━━ Data to use

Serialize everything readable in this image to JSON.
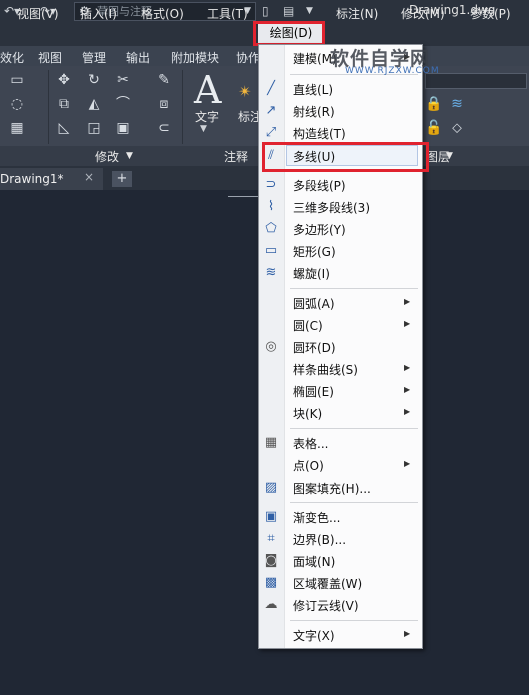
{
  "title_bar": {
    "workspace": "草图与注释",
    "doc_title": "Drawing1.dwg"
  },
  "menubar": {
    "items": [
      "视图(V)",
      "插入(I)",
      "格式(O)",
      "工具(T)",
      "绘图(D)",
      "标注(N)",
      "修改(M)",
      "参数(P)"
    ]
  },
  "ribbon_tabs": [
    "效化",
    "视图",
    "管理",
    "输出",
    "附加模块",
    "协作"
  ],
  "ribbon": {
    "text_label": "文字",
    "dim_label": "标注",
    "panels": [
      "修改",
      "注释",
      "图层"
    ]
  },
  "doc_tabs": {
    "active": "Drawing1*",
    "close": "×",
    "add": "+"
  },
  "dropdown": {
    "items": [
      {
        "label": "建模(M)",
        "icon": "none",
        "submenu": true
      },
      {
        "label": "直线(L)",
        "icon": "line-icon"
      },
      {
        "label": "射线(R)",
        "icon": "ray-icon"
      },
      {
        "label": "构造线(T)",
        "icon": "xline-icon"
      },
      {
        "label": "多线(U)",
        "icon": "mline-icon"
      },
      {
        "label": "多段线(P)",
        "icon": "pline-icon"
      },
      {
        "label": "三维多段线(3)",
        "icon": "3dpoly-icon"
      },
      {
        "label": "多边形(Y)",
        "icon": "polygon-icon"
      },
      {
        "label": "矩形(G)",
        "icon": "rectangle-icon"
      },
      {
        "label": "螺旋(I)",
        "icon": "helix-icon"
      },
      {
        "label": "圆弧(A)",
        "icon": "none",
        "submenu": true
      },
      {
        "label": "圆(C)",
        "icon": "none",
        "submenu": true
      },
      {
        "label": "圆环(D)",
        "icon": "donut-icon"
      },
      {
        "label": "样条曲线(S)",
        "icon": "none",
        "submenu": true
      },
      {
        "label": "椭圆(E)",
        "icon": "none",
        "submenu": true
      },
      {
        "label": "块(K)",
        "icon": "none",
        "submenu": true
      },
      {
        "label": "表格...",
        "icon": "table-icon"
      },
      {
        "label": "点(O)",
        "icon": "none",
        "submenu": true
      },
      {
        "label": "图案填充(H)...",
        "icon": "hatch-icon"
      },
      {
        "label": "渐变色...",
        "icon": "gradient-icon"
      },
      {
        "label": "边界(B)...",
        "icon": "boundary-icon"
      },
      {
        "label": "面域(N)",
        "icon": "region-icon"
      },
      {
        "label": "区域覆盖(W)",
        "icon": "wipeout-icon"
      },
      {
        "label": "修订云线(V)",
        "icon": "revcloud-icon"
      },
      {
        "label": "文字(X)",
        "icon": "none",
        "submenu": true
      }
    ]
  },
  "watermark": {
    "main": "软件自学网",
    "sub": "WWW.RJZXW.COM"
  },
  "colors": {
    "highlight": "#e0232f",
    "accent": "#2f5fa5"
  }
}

━━━━

Instructions for the task:
Output each line exactly; omit every picture.

Response to this exercise:
Serialize everything readable in this image to JSON.
{
  "title_bar": {
    "workspace": "草图与注释",
    "doc_title": "Drawing1.dwg"
  },
  "menubar": {
    "items": [
      "视图(V)",
      "插入(I)",
      "格式(O)",
      "工具(T)",
      "绘图(D)",
      "标注(N)",
      "修改(M)",
      "参数(P)"
    ]
  },
  "ribbon_tabs": [
    "效化",
    "视图",
    "管理",
    "输出",
    "附加模块",
    "协作"
  ],
  "ribbon": {
    "text_label": "文字",
    "dim_label": "标注",
    "panels": [
      "修改",
      "注释",
      "图层"
    ]
  },
  "doc_tabs": {
    "active": "Drawing1*",
    "close": "×",
    "add": "+"
  },
  "dropdown": {
    "items": [
      {
        "label": "建模(M)",
        "icon": "none",
        "submenu": true
      },
      {
        "label": "直线(L)",
        "icon": "line-icon"
      },
      {
        "label": "射线(R)",
        "icon": "ray-icon"
      },
      {
        "label": "构造线(T)",
        "icon": "xline-icon"
      },
      {
        "label": "多线(U)",
        "icon": "mline-icon"
      },
      {
        "label": "多段线(P)",
        "icon": "pline-icon"
      },
      {
        "label": "三维多段线(3)",
        "icon": "3dpoly-icon"
      },
      {
        "label": "多边形(Y)",
        "icon": "polygon-icon"
      },
      {
        "label": "矩形(G)",
        "icon": "rectangle-icon"
      },
      {
        "label": "螺旋(I)",
        "icon": "helix-icon"
      },
      {
        "label": "圆弧(A)",
        "icon": "none",
        "submenu": true
      },
      {
        "label": "圆(C)",
        "icon": "none",
        "submenu": true
      },
      {
        "label": "圆环(D)",
        "icon": "donut-icon"
      },
      {
        "label": "样条曲线(S)",
        "icon": "none",
        "submenu": true
      },
      {
        "label": "椭圆(E)",
        "icon": "none",
        "submenu": true
      },
      {
        "label": "块(K)",
        "icon": "none",
        "submenu": true
      },
      {
        "label": "表格...",
        "icon": "table-icon"
      },
      {
        "label": "点(O)",
        "icon": "none",
        "submenu": true
      },
      {
        "label": "图案填充(H)...",
        "icon": "hatch-icon"
      },
      {
        "label": "渐变色...",
        "icon": "gradient-icon"
      },
      {
        "label": "边界(B)...",
        "icon": "boundary-icon"
      },
      {
        "label": "面域(N)",
        "icon": "region-icon"
      },
      {
        "label": "区域覆盖(W)",
        "icon": "wipeout-icon"
      },
      {
        "label": "修订云线(V)",
        "icon": "revcloud-icon"
      },
      {
        "label": "文字(X)",
        "icon": "none",
        "submenu": true
      }
    ]
  },
  "watermark": {
    "main": "软件自学网",
    "sub": "WWW.RJZXW.COM"
  },
  "colors": {
    "highlight": "#e0232f",
    "accent": "#2f5fa5"
  }
}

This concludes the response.